Brief
Report how many lines hold the word "that"; answer with the number alone.
-*-*-
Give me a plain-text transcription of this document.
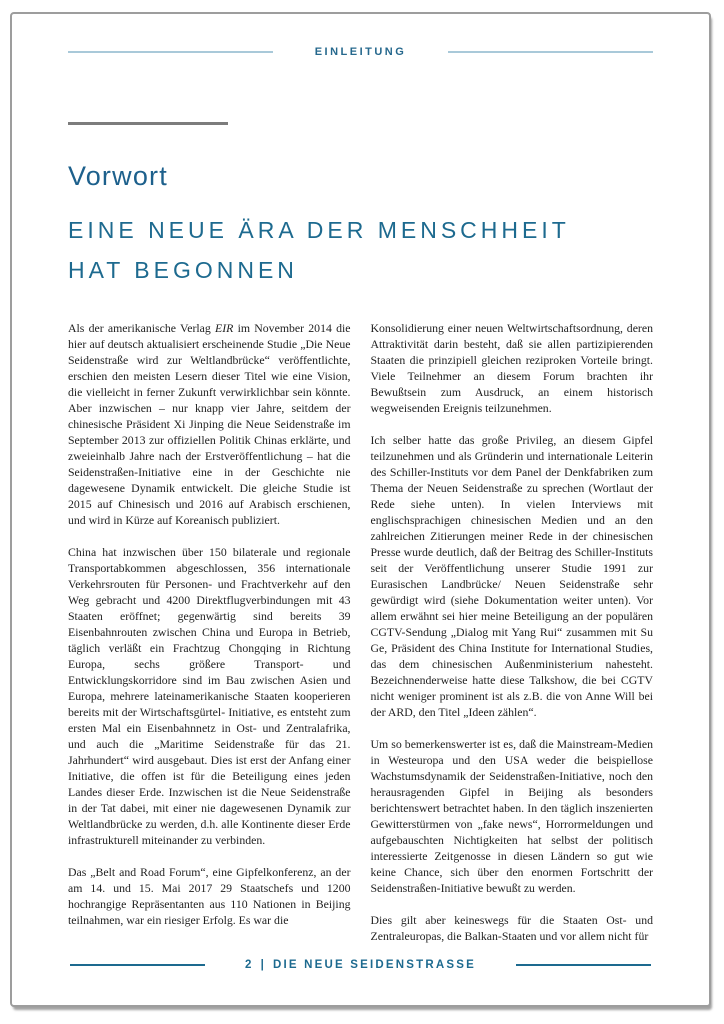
EINLEITUNG
Vorwort
EINE NEUE ÄRA DER MENSCHHEIT
HAT BEGONNEN

Als der amerikanische Verlag EIR im November 2014 die hier auf deutsch aktualisiert erscheinende Studie „Die Neue Seidenstraße wird zur Weltlandbrücke“ veröffentlichte, erschien den meisten Lesern dieser Titel wie eine Vision, die vielleicht in ferner Zukunft verwirklichbar sein könnte. Aber inzwischen – nur knapp vier Jahre, seitdem der chinesische Präsident Xi Jinping die Neue Seidenstraße im September 2013 zur offiziellen Politik Chinas erklärte, und zweieinhalb Jahre nach der Erstveröffentlichung – hat die Seidenstraßen-Initiative eine in der Geschichte nie dagewesene Dynamik entwickelt. Die gleiche Studie ist 2015 auf Chinesisch und 2016 auf Arabisch erschienen, und wird in Kürze auf Koreanisch publiziert.

China hat inzwischen über 150 bilaterale und regionale Transportabkommen abgeschlossen, 356 internationale Verkehrsrouten für Personen- und Frachtverkehr auf den Weg gebracht und 4200 Direktflugverbindungen mit 43 Staaten eröffnet; gegenwärtig sind bereits 39 Eisenbahnrouten zwischen China und Europa in Betrieb, täglich verläßt ein Frachtzug Chongqing in Richtung Europa, sechs größere Transport- und Entwicklungskorridore sind im Bau zwischen Asien und Europa, mehrere lateinamerikanische Staaten kooperieren bereits mit der Wirtschaftsgürtel- Initiative, es entsteht zum ersten Mal ein Eisenbahnnetz in Ost- und Zentralafrika, und auch die „Maritime Seidenstraße für das 21. Jahrhundert“ wird ausgebaut. Dies ist erst der Anfang einer Initiative, die offen ist für die Beteiligung eines jeden Landes dieser Erde. Inzwischen ist die Neue Seidenstraße in der Tat dabei, mit einer nie dagewesenen Dynamik zur Weltlandbrücke zu werden, d.h. alle Kontinente dieser Erde infrastrukturell miteinander zu verbinden.

Das „Belt and Road Forum“, eine Gipfelkonferenz, an der am 14. und 15. Mai 2017 29 Staatschefs und 1200 hochrangige Repräsentanten aus 110 Nationen in Beijing teilnahmen, war ein riesiger Erfolg. Es war die

Konsolidierung einer neuen Weltwirtschaftsordnung, deren Attraktivität darin besteht, daß sie allen partizipierenden Staaten die prinzipiell gleichen reziproken Vorteile bringt. Viele Teilnehmer an diesem Forum brachten ihr Bewußtsein zum Ausdruck, an einem historisch wegweisenden Ereignis teilzunehmen.

Ich selber hatte das große Privileg, an diesem Gipfel teilzunehmen und als Gründerin und internationale Leiterin des Schiller-Instituts vor dem Panel der Denkfabriken zum Thema der Neuen Seidenstraße zu sprechen (Wortlaut der Rede siehe unten). In vielen Interviews mit englischsprachigen chinesischen Medien und an den zahlreichen Zitierungen meiner Rede in der chinesischen Presse wurde deutlich, daß der Beitrag des Schiller-Instituts seit der Veröffentlichung unserer Studie 1991 zur Eurasischen Landbrücke/ Neuen Seidenstraße sehr gewürdigt wird (siehe Dokumentation weiter unten). Vor allem erwähnt sei hier meine Beteiligung an der populären CGTV-Sendung „Dialog mit Yang Rui“ zusammen mit Su Ge, Präsident des China Institute for International Studies, das dem chinesischen Außenministerium nahesteht. Bezeichnenderweise hatte diese Talkshow, die bei CGTV nicht weniger prominent ist als z.B. die von Anne Will bei der ARD, den Titel „Ideen zählen“.

Um so bemerkenswerter ist es, daß die Mainstream-Medien in Westeuropa und den USA weder die beispiellose Wachstumsdynamik der Seidenstraßen-Initiative, noch den herausragenden Gipfel in Beijing als besonders berichtenswert betrachtet haben. In den täglich inszenierten Gewitterstürmen von „fake news“, Horrormeldungen und aufgebauschten Nichtigkeiten hat selbst der politisch interessierte Zeitgenosse in diesen Ländern so gut wie keine Chance, sich über den enormen Fortschritt der Seidenstraßen-Initiative bewußt zu werden.

Dies gilt aber keineswegs für die Staaten Ost- und Zentraleuropas, die Balkan-Staaten und vor allem nicht für

2 | DIE NEUE SEIDENSTRASSE
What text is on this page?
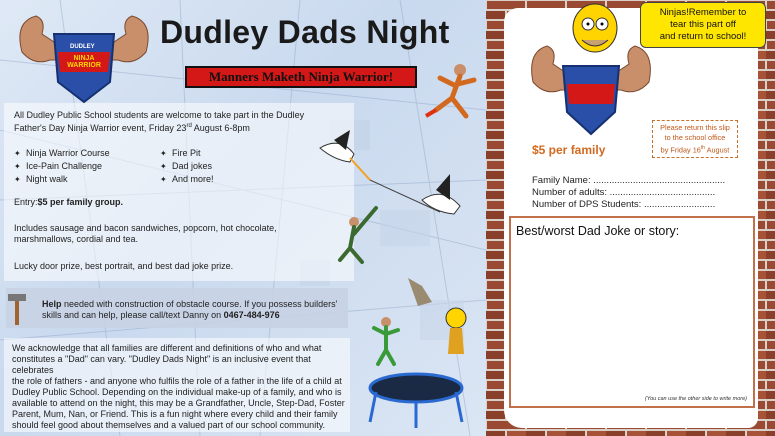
DUDLEY
NINJA WARRIOR
Dudley Dads Night
Manners Maketh Ninja Warrior!
All Dudley Public School students are welcome to take part in the Dudley
Father's Day Ninja Warrior event, Friday 23rd August 6-8pm
✦ Ninja Warrior Course
✦ Ice-Pain Challenge
✦ Night walk
✦ Fire Pit
✦ Dad jokes
✦ And more!
Entry:$5 per family group.
Includes sausage and bacon sandwiches, popcorn, hot chocolate,
marshmallows, cordial and tea.
Lucky door prize, best portrait, and best dad joke prize.
Help needed with construction of obstacle course. If you possess builders'
skills and can help, please call/text Danny on 0467-484-976
We acknowledge that all families are different and definitions of who and what
constitutes a "Dad" can vary. "Dudley Dads Night" is an inclusive event that celebrates
the role of fathers - and anyone who fulfils the role of a father in the life of a child at
Dudley Public School. Depending on the individual make-up of a family, and who is
available to attend on the night, this may be a Grandfather, Uncle, Step-Dad, Foster
Parent, Mum, Nan, or Friend. This is a fun night where every child and their family
should feel good about themselves and a valued part of our school community.
Ninjas!Remember to
tear this part off
and return to school!
Please return this slip
to the school office
by Friday 16th August
$5 per family
Family Name: ..................................................
Number of adults: ........................................
Number of DPS Students: ...........................
Best/worst Dad Joke or story:
(You can use the other side to write more)
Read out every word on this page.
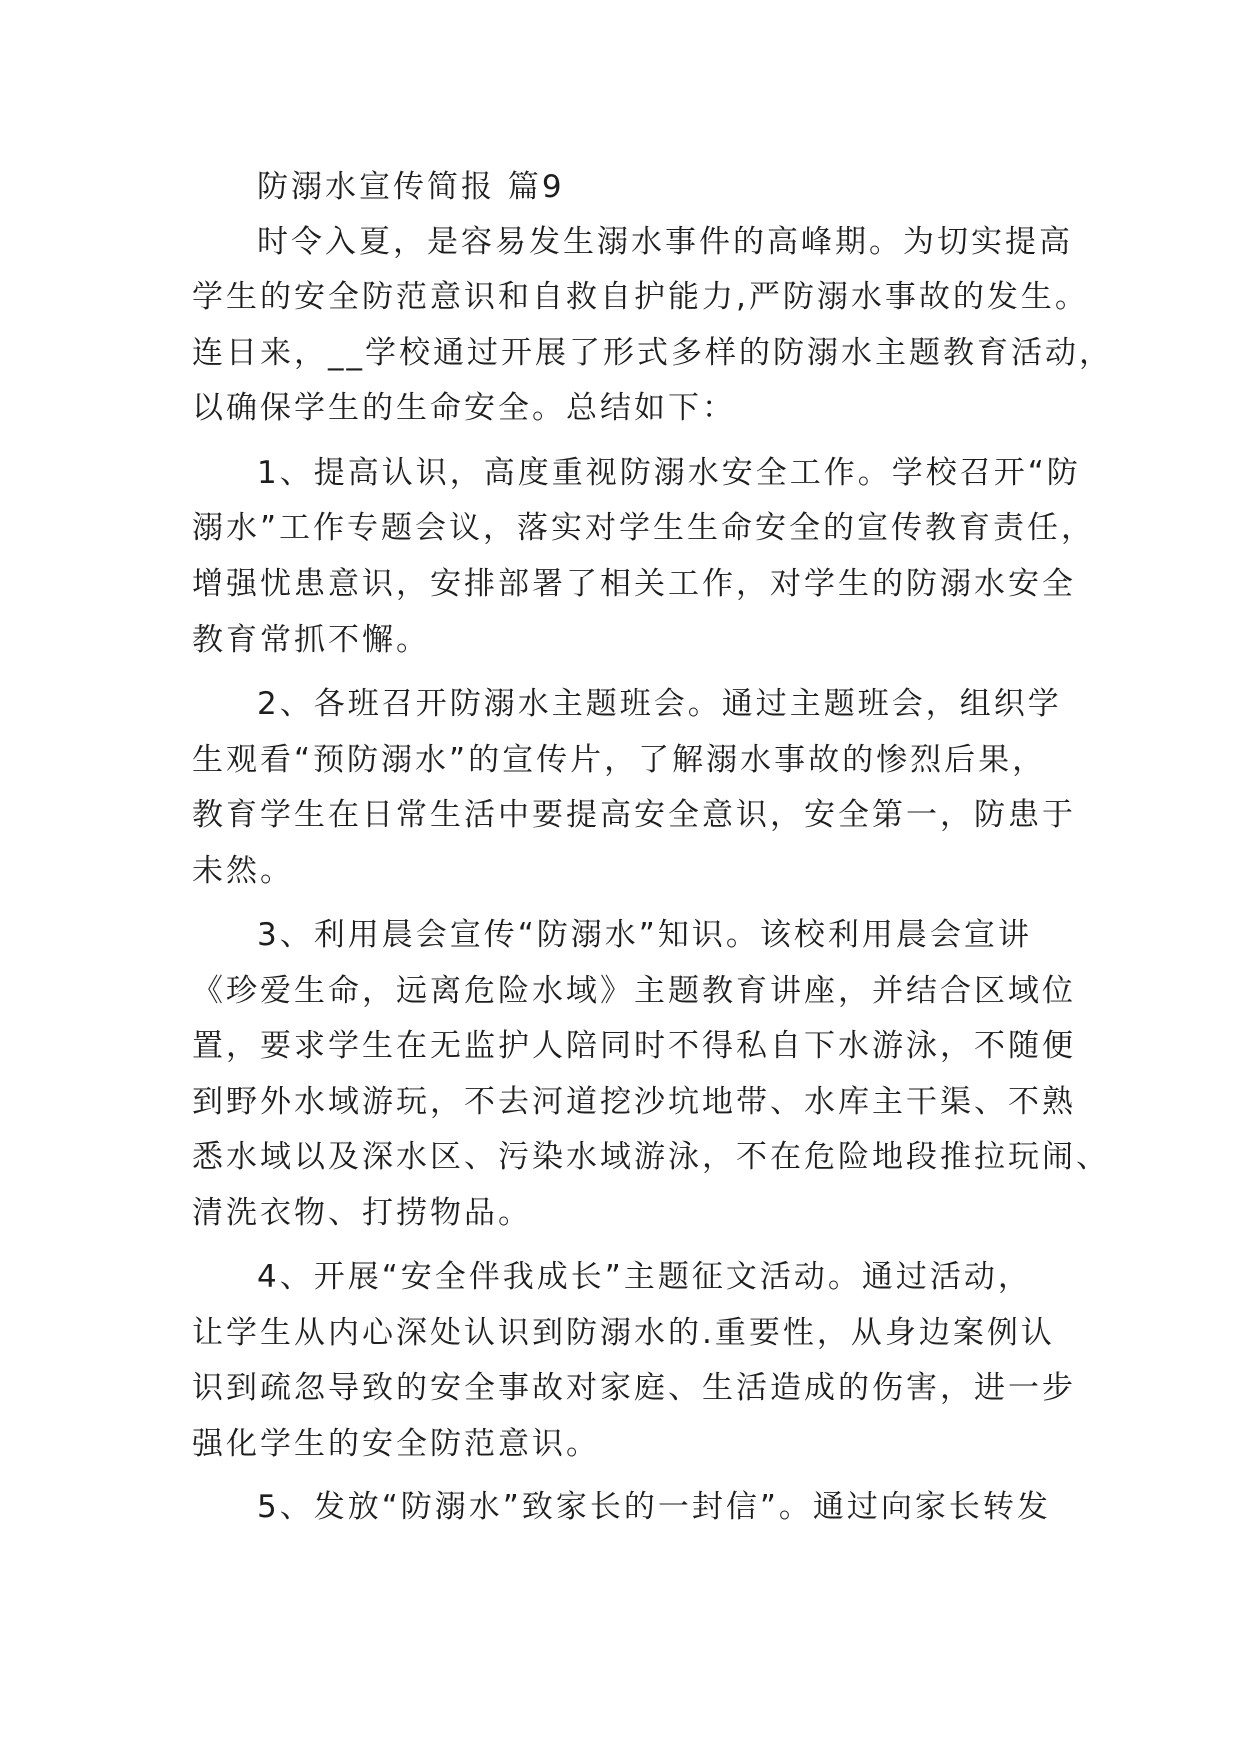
防溺水宣传简报 篇9
时令入夏，是容易发生溺水事件的高峰期。为切实提高
学生的安全防范意识和自救自护能力,严防溺水事故的发生。
连日来，__学校通过开展了形式多样的防溺水主题教育活动，
以确保学生的生命安全。总结如下：
1、提高认识，高度重视防溺水安全工作。学校召开“防
溺水”工作专题会议，落实对学生生命安全的宣传教育责任，
增强忧患意识，安排部署了相关工作，对学生的防溺水安全
教育常抓不懈。
2、各班召开防溺水主题班会。通过主题班会，组织学
生观看“预防溺水”的宣传片，了解溺水事故的惨烈后果，
教育学生在日常生活中要提高安全意识，安全第一，防患于
未然。
3、利用晨会宣传“防溺水”知识。该校利用晨会宣讲
《珍爱生命，远离危险水域》主题教育讲座，并结合区域位
置，要求学生在无监护人陪同时不得私自下水游泳，不随便
到野外水域游玩，不去河道挖沙坑地带、水库主干渠、不熟
悉水域以及深水区、污染水域游泳，不在危险地段推拉玩闹、
清洗衣物、打捞物品。
4、开展“安全伴我成长”主题征文活动。通过活动，
让学生从内心深处认识到防溺水的.重要性，从身边案例认
识到疏忽导致的安全事故对家庭、生活造成的伤害，进一步
强化学生的安全防范意识。
5、发放“防溺水”致家长的一封信”。通过向家长转发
-*-*-
Exercise solution
2